-- begin Stored rows --

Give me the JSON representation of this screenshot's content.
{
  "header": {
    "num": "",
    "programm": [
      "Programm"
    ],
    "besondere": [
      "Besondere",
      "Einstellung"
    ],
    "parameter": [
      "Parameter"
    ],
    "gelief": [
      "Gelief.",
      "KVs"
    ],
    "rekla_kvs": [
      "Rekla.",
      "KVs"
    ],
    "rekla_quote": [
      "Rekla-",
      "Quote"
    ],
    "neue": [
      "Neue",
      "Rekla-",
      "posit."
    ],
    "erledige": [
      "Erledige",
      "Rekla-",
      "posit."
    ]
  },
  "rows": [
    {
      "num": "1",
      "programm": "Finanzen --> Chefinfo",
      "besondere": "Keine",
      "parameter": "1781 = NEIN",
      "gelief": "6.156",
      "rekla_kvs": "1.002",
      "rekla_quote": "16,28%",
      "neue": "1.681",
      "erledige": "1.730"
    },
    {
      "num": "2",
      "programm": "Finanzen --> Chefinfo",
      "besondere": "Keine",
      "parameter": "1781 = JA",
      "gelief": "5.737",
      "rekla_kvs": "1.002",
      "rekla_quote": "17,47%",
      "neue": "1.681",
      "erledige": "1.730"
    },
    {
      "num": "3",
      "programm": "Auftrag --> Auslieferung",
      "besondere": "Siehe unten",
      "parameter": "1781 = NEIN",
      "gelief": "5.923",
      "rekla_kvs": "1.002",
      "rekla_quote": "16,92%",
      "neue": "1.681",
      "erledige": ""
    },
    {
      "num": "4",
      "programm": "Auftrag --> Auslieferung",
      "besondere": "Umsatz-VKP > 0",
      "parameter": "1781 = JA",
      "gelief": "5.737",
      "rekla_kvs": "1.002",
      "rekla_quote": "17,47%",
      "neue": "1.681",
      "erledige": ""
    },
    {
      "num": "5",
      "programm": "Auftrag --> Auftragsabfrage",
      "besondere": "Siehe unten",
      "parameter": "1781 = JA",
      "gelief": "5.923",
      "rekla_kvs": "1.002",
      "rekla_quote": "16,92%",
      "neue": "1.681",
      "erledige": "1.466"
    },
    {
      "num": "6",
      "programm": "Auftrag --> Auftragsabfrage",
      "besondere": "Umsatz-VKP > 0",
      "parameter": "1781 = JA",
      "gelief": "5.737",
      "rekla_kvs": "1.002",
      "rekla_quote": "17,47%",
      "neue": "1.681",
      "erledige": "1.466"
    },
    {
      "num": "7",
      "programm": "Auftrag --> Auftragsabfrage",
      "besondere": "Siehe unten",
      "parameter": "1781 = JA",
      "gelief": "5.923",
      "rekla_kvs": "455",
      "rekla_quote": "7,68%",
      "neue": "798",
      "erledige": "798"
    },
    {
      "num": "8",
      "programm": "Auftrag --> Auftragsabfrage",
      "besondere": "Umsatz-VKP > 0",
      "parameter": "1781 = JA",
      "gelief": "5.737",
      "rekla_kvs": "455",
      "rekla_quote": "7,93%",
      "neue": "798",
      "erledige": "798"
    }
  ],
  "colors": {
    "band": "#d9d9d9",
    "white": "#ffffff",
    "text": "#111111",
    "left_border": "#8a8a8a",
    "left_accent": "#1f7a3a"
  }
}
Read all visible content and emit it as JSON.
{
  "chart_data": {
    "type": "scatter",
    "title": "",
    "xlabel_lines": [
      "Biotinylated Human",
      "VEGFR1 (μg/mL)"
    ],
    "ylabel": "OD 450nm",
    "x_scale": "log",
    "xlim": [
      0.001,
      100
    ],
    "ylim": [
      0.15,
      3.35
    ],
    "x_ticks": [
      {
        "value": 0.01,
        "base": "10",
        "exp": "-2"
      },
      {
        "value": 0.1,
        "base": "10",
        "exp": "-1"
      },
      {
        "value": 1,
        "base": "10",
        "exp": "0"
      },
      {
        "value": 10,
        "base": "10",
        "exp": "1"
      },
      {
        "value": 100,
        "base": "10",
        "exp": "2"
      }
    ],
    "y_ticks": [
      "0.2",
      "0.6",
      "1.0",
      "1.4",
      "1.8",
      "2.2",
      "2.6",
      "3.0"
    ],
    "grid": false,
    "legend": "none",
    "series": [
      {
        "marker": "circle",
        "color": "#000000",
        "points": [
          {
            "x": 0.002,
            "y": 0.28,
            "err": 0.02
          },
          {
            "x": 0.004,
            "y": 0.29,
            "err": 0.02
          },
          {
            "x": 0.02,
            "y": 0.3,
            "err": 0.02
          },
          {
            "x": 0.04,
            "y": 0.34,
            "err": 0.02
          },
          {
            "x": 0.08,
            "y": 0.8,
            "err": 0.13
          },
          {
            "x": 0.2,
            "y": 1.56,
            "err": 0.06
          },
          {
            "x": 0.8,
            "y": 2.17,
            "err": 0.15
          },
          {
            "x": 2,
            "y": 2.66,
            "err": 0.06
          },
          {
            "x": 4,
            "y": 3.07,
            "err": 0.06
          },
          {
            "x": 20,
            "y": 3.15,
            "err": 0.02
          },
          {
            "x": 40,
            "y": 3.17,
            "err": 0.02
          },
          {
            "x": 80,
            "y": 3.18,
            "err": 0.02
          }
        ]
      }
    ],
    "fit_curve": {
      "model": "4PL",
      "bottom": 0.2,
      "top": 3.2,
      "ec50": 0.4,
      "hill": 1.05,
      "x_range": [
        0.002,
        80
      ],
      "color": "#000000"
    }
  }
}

-- end Stored rows --

● **Exercise objective**: Pick out every line above that holds the word "content" and copy it.

● **Answer for the task**:
Give me the JSON representation of this screenshot's content.
Read all visible content and emit it as JSON.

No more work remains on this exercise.